Give the entries from the first line through the line containing "editor-tab[interactable]: Mactivemq-helloworld/pom.xml <box>904" as a JSON list of strings, one string per line, leaving out blank lines.

══════════

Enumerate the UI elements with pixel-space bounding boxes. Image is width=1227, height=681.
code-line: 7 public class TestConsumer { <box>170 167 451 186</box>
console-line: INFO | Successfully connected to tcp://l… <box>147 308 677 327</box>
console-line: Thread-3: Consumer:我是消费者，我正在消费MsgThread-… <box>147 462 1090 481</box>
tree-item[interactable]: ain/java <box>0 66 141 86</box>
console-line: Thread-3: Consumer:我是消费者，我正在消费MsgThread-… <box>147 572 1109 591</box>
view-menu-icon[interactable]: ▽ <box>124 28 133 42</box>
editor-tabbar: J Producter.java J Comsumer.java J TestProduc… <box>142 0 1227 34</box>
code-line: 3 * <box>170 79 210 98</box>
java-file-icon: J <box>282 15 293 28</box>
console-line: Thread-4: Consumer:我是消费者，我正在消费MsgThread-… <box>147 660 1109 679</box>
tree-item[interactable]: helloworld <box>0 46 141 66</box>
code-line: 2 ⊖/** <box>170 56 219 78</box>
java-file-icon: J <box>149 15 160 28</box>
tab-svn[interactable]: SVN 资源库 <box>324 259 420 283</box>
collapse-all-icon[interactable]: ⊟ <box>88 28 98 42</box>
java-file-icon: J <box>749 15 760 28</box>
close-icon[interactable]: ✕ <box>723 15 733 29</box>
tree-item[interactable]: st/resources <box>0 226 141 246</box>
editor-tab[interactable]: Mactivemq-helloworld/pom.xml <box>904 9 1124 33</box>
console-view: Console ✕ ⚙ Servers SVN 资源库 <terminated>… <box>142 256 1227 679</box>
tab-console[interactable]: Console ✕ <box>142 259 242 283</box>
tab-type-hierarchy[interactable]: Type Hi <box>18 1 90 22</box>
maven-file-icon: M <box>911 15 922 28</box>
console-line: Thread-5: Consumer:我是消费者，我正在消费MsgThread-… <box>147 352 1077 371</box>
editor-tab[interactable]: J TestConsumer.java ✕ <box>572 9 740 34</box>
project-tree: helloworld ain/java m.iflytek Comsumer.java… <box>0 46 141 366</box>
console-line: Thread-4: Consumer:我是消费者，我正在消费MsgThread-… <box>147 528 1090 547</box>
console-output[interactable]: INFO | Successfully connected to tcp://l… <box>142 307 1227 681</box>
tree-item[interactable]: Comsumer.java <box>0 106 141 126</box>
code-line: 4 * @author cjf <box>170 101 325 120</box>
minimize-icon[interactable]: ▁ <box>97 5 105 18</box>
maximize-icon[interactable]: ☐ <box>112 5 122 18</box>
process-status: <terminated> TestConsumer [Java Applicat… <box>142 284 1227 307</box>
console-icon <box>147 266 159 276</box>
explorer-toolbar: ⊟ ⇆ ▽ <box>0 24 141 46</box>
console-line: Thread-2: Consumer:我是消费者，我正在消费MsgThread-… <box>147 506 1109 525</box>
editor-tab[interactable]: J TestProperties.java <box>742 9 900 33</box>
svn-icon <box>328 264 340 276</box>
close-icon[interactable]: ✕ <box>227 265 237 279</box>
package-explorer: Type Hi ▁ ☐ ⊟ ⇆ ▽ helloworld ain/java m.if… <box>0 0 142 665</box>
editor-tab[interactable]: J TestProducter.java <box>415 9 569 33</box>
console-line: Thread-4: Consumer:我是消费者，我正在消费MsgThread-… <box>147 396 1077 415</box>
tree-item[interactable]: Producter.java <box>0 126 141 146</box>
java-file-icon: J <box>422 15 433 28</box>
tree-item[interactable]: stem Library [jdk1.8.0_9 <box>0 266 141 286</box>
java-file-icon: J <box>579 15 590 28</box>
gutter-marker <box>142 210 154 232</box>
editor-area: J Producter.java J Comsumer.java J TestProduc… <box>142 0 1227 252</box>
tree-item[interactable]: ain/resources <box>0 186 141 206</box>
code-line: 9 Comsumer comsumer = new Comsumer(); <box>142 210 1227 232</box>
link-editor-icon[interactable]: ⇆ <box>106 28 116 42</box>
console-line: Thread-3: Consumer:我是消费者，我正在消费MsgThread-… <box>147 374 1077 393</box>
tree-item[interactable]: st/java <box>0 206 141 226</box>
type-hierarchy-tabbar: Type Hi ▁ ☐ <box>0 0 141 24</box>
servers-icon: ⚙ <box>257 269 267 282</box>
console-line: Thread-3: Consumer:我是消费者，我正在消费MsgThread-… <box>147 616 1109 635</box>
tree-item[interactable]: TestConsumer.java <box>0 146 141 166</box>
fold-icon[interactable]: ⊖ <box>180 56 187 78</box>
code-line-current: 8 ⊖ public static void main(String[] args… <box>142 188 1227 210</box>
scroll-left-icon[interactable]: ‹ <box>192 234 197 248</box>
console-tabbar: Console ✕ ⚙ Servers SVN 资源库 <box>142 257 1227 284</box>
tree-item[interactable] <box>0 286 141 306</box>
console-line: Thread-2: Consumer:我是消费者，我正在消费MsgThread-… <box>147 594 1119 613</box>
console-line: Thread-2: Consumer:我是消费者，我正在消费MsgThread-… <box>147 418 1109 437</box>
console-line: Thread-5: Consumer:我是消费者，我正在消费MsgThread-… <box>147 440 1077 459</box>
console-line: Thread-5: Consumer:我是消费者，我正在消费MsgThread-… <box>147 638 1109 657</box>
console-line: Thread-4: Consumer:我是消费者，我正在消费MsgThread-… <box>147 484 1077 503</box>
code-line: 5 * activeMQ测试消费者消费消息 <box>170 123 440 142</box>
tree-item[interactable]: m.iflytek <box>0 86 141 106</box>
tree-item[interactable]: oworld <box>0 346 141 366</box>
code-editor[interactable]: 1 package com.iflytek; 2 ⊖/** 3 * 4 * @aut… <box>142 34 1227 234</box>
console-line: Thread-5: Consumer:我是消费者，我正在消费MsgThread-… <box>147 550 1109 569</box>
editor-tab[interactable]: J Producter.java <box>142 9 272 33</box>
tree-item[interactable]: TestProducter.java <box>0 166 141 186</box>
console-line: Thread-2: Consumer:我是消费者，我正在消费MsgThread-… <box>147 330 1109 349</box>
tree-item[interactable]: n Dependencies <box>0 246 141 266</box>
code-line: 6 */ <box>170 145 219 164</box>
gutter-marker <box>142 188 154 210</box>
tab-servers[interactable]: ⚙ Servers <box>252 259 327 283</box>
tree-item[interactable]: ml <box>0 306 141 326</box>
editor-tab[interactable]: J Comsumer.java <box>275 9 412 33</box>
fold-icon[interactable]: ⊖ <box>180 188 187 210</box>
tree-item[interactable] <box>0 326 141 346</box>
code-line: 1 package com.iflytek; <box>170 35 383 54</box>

══════════

— Response to this task —
[
  "Enumerate the UI elements with pixel-space bounding boxes. Image is width=1227, height=681.",
  "code-line: 7 public class TestConsumer { <box>170 167 451 186</box>",
  "console-line: INFO | Successfully connected to tcp://l… <box>147 308 677 327</box>",
  "console-line: Thread-3: Consumer:我是消费者，我正在消费MsgThread-… <box>147 462 1090 481</box>",
  "tree-item[interactable]: ain/java <box>0 66 141 86</box>",
  "console-line: Thread-3: Consumer:我是消费者，我正在消费MsgThread-… <box>147 572 1109 591</box>",
  "view-menu-icon[interactable]: ▽ <box>124 28 133 42</box>",
  "editor-tabbar: J Producter.java J Comsumer.java J TestProduc… <box>142 0 1227 34</box>",
  "code-line: 3 * <box>170 79 210 98</box>",
  "java-file-icon: J <box>282 15 293 28</box>",
  "console-line: Thread-4: Consumer:我是消费者，我正在消费MsgThread-… <box>147 660 1109 679</box>",
  "tree-item[interactable]: helloworld <box>0 46 141 66</box>",
  "code-line: 2 ⊖/** <box>170 56 219 78</box>",
  "java-file-icon: J <box>149 15 160 28</box>",
  "tab-svn[interactable]: SVN 资源库 <box>324 259 420 283</box>",
  "collapse-all-icon[interactable]: ⊟ <box>88 28 98 42</box>",
  "java-file-icon: J <box>749 15 760 28</box>",
  "close-icon[interactable]: ✕ <box>723 15 733 29</box>",
  "tree-item[interactable]: st/resources <box>0 226 141 246</box>",
  "editor-tab[interactable]: Mactivemq-helloworld/pom.xml <box>904 9 1124 33</box>"
]